*Part of a data file*
* * *
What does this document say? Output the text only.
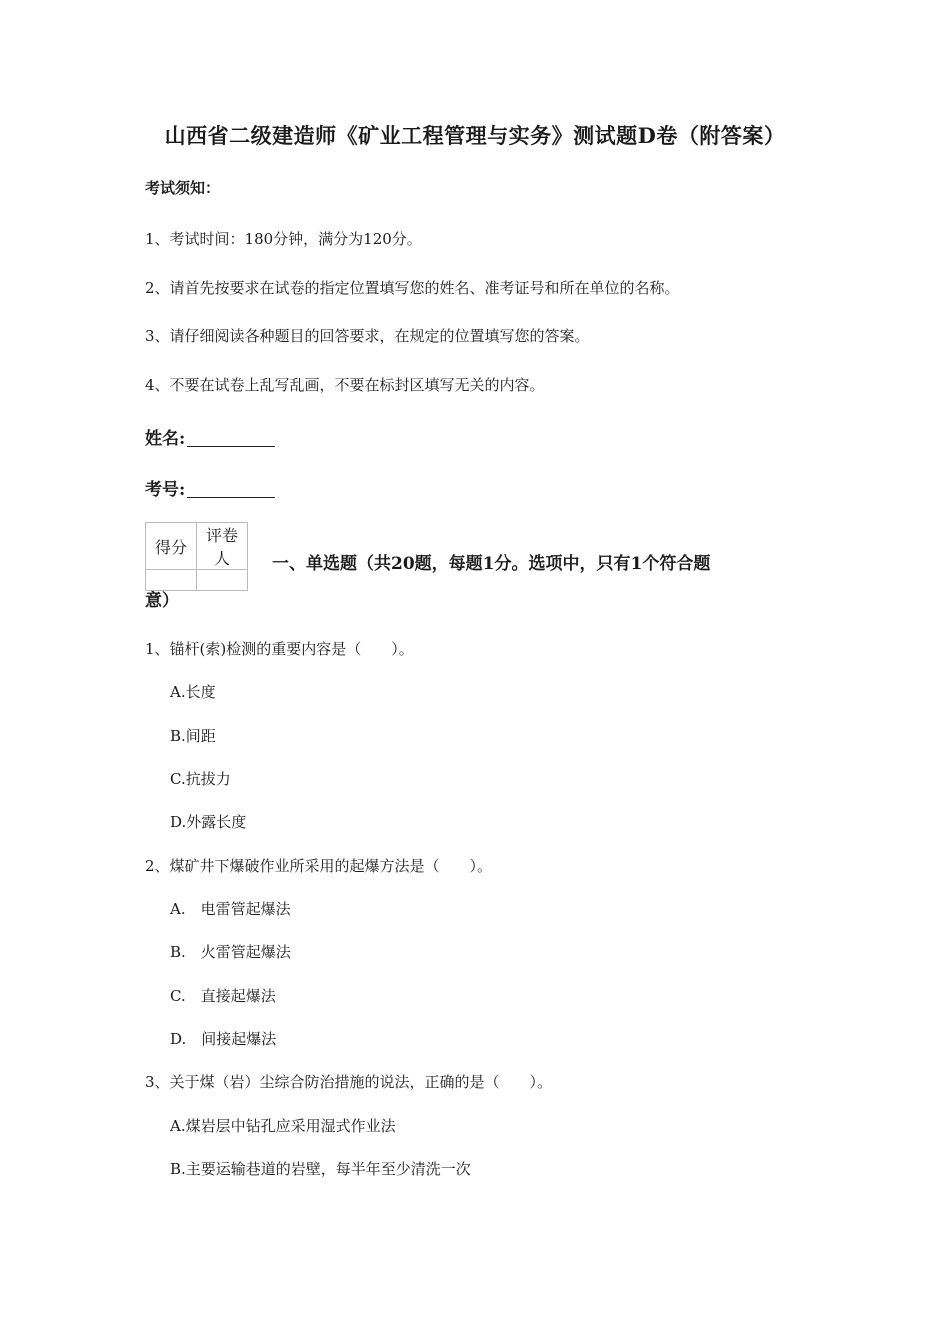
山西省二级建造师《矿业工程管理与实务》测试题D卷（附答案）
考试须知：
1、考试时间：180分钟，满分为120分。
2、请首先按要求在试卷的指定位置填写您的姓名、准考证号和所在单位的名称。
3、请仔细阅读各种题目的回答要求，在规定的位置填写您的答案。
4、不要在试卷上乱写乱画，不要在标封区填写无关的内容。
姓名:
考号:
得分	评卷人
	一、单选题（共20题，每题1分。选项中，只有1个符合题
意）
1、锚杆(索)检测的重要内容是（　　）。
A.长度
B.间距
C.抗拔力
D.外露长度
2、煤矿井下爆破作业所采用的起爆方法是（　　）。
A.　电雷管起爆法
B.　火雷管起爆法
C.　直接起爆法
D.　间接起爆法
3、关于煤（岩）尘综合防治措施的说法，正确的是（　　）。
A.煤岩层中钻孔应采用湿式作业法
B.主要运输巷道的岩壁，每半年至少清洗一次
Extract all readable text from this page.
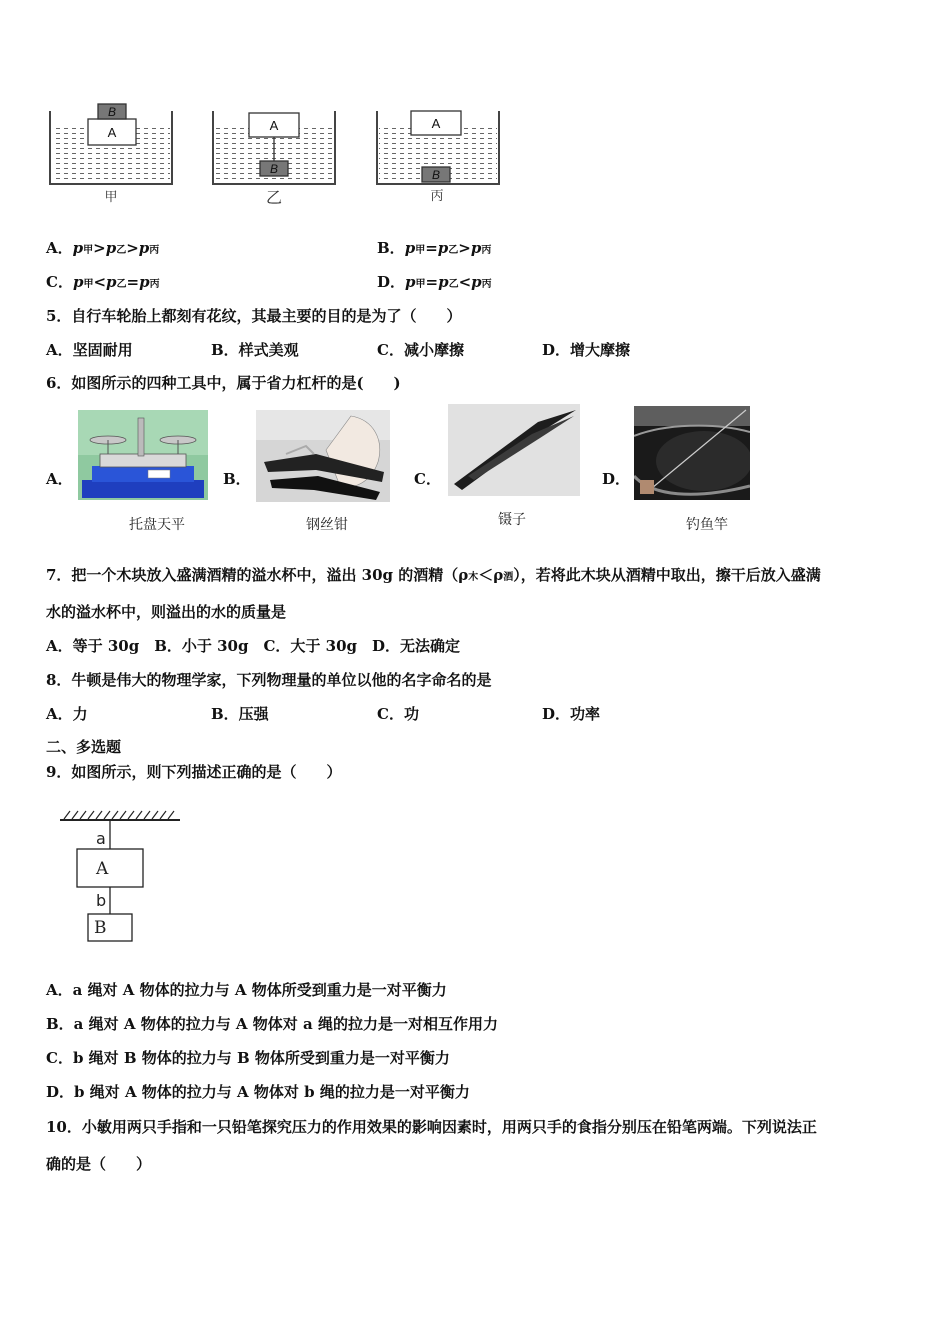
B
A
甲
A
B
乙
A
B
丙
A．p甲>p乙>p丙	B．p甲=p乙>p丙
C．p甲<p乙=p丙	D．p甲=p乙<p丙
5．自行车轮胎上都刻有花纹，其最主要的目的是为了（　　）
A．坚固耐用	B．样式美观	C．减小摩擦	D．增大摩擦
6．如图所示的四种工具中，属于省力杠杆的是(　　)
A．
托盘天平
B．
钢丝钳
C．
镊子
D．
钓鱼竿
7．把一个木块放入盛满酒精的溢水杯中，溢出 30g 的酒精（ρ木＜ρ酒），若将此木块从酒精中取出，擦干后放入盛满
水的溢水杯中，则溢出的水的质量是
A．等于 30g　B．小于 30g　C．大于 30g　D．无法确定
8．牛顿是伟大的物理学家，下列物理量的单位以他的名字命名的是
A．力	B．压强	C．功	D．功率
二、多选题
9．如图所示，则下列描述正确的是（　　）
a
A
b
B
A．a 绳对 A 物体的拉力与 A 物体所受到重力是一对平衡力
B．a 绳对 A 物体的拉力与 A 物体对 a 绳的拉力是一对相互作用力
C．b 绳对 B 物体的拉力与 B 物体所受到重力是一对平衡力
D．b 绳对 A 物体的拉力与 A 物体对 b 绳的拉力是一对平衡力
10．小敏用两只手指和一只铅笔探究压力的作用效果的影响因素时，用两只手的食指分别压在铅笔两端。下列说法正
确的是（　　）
* * *
*AIM OF THE TASK*
Exactly as written, give again every line from the one containing "Extract all readable text from this page." through the last line of the material, both included, with the pictures left out.

*THE RESULT*
Extract all readable text from this page.
B
A
甲
A
B
乙
A
B
丙
A．p甲>p乙>p丙	B．p甲=p乙>p丙
C．p甲<p乙=p丙	D．p甲=p乙<p丙
5．自行车轮胎上都刻有花纹，其最主要的目的是为了（　　）
A．坚固耐用	B．样式美观	C．减小摩擦	D．增大摩擦
6．如图所示的四种工具中，属于省力杠杆的是(　　)
A．
托盘天平
B．
钢丝钳
C．
镊子
D．
钓鱼竿
7．把一个木块放入盛满酒精的溢水杯中，溢出 30g 的酒精（ρ木＜ρ酒），若将此木块从酒精中取出，擦干后放入盛满
水的溢水杯中，则溢出的水的质量是
A．等于 30g　B．小于 30g　C．大于 30g　D．无法确定
8．牛顿是伟大的物理学家，下列物理量的单位以他的名字命名的是
A．力	B．压强	C．功	D．功率
二、多选题
9．如图所示，则下列描述正确的是（　　）
a
A
b
B
A．a 绳对 A 物体的拉力与 A 物体所受到重力是一对平衡力
B．a 绳对 A 物体的拉力与 A 物体对 a 绳的拉力是一对相互作用力
C．b 绳对 B 物体的拉力与 B 物体所受到重力是一对平衡力
D．b 绳对 A 物体的拉力与 A 物体对 b 绳的拉力是一对平衡力
10．小敏用两只手指和一只铅笔探究压力的作用效果的影响因素时，用两只手的食指分别压在铅笔两端。下列说法正
确的是（　　）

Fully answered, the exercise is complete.